Given problem: Look for "Give me the JSON representation" in the listing below, then copy exactly the line it appears in and all lines after it to the end, and nothing more.

Stored dataset items
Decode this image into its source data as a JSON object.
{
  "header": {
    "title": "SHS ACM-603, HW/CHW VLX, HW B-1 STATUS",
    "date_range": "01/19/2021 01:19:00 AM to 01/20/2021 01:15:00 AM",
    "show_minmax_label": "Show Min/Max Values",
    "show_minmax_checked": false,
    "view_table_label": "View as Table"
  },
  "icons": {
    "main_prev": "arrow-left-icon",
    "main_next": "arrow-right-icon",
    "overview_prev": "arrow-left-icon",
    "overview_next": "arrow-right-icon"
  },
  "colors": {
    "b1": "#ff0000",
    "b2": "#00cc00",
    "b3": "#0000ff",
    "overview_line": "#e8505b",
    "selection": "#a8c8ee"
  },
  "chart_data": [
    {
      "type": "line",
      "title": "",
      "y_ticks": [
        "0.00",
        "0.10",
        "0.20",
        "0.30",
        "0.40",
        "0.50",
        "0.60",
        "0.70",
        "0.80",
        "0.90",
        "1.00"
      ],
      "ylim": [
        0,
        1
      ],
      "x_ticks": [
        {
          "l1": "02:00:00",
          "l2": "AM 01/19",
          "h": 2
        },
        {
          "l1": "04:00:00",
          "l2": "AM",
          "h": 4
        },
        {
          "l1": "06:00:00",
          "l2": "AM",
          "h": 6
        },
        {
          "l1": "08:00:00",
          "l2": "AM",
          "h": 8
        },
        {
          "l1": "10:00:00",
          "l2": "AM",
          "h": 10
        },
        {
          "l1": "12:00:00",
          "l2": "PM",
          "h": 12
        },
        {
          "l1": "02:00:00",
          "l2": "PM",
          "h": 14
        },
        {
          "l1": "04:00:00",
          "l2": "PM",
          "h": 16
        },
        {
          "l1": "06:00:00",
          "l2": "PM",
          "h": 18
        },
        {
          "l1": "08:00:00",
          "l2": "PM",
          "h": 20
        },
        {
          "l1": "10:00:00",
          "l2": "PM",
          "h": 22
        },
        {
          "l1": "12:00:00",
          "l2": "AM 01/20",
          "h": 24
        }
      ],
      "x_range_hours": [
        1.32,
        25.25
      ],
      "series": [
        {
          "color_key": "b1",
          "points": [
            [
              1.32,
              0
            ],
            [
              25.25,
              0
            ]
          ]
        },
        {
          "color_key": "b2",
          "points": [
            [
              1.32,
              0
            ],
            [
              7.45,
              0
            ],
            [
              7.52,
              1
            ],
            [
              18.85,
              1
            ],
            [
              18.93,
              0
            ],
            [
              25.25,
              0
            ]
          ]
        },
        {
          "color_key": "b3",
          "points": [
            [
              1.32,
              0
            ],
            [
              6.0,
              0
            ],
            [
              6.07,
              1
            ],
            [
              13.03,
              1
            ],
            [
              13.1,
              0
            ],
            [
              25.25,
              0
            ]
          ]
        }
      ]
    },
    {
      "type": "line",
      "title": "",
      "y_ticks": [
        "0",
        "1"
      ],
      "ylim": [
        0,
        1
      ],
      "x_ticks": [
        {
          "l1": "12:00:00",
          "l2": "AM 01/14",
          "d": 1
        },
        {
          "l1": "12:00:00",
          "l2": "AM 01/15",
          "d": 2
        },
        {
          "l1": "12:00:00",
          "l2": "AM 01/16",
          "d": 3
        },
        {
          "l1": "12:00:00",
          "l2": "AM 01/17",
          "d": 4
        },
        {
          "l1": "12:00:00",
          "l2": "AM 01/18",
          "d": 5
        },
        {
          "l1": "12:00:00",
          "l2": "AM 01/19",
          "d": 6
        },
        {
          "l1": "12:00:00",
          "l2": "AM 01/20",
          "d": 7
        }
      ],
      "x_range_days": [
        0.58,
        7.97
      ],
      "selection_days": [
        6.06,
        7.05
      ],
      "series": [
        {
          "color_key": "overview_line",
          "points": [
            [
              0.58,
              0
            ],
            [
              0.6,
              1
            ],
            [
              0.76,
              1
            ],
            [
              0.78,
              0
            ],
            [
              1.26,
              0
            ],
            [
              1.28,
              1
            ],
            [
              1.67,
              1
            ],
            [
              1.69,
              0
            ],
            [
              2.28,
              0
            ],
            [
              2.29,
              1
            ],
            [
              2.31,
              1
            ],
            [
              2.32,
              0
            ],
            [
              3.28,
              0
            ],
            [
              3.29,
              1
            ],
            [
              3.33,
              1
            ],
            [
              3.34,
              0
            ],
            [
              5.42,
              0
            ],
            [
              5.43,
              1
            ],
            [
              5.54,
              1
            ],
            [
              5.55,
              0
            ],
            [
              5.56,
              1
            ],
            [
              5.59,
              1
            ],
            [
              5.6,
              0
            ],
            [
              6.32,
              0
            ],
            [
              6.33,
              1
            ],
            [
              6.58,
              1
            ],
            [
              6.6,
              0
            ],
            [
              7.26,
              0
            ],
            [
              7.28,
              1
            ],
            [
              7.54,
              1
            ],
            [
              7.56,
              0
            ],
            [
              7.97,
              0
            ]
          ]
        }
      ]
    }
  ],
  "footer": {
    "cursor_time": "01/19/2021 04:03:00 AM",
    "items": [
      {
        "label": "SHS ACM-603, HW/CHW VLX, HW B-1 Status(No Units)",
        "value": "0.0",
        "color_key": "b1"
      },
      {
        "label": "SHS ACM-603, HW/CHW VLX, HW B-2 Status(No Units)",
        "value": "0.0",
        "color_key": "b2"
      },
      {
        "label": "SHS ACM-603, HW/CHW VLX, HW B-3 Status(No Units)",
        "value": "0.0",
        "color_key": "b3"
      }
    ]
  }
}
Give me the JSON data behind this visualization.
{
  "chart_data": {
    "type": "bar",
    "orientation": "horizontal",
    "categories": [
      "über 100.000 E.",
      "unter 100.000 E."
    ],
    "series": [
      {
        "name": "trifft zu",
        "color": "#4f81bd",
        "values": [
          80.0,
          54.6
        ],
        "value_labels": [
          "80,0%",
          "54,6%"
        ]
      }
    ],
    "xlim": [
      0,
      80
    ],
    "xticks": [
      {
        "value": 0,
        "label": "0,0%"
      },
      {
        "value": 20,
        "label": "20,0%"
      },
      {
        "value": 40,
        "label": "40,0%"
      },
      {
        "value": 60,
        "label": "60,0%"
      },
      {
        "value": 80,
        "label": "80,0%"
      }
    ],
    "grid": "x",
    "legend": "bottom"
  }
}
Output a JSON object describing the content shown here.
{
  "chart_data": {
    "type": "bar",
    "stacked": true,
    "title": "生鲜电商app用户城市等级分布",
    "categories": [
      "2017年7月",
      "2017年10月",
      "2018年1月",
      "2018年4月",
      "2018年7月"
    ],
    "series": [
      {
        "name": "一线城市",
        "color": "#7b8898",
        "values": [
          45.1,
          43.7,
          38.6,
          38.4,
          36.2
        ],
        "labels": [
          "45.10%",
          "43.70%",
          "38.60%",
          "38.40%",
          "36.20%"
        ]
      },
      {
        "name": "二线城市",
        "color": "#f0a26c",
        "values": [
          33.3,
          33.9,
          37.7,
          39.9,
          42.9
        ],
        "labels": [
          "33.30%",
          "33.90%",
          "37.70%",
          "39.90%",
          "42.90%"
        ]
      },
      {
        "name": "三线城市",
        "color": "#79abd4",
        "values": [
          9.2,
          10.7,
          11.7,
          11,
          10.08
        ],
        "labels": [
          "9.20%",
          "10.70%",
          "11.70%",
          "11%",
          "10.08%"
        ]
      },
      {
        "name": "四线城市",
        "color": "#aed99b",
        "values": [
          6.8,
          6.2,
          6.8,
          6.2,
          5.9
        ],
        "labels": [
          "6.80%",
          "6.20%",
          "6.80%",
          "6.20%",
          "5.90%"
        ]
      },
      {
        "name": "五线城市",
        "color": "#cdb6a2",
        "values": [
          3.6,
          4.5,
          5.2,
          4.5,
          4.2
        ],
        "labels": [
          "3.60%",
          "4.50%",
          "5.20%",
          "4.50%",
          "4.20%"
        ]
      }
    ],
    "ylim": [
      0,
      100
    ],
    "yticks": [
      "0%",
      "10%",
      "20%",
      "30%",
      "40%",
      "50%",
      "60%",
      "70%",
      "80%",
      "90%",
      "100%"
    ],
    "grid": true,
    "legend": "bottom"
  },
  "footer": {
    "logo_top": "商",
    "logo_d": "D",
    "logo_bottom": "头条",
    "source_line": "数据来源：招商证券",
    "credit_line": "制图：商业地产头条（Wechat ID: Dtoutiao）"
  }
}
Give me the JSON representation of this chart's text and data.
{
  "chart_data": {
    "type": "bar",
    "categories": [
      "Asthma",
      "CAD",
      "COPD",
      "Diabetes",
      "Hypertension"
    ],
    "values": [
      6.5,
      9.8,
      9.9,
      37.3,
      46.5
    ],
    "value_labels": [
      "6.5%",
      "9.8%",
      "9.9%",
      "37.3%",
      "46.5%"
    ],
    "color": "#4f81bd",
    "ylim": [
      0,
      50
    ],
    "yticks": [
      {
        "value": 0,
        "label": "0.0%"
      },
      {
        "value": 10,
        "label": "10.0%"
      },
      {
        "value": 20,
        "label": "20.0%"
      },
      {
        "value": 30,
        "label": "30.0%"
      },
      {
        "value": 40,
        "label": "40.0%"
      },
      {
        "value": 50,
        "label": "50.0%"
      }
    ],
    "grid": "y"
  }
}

Full answer:
Give me the JSON representation of this chart's text and data.
{
  "chart_data": {
    "type": "bar",
    "categories": [
      "Asthma",
      "CAD",
      "COPD",
      "Diabetes",
      "Hypertension"
    ],
    "values": [
      6.5,
      9.8,
      9.9,
      37.3,
      46.5
    ],
    "value_labels": [
      "6.5%",
      "9.8%",
      "9.9%",
      "37.3%",
      "46.5%"
    ],
    "color": "#4f81bd",
    "ylim": [
      0,
      50
    ],
    "yticks": [
      {
        "value": 0,
        "label": "0.0%"
      },
      {
        "value": 10,
        "label": "10.0%"
      },
      {
        "value": 20,
        "label": "20.0%"
      },
      {
        "value": 30,
        "label": "30.0%"
      },
      {
        "value": 40,
        "label": "40.0%"
      },
      {
        "value": 50,
        "label": "50.0%"
      }
    ],
    "grid": "y"
  }
}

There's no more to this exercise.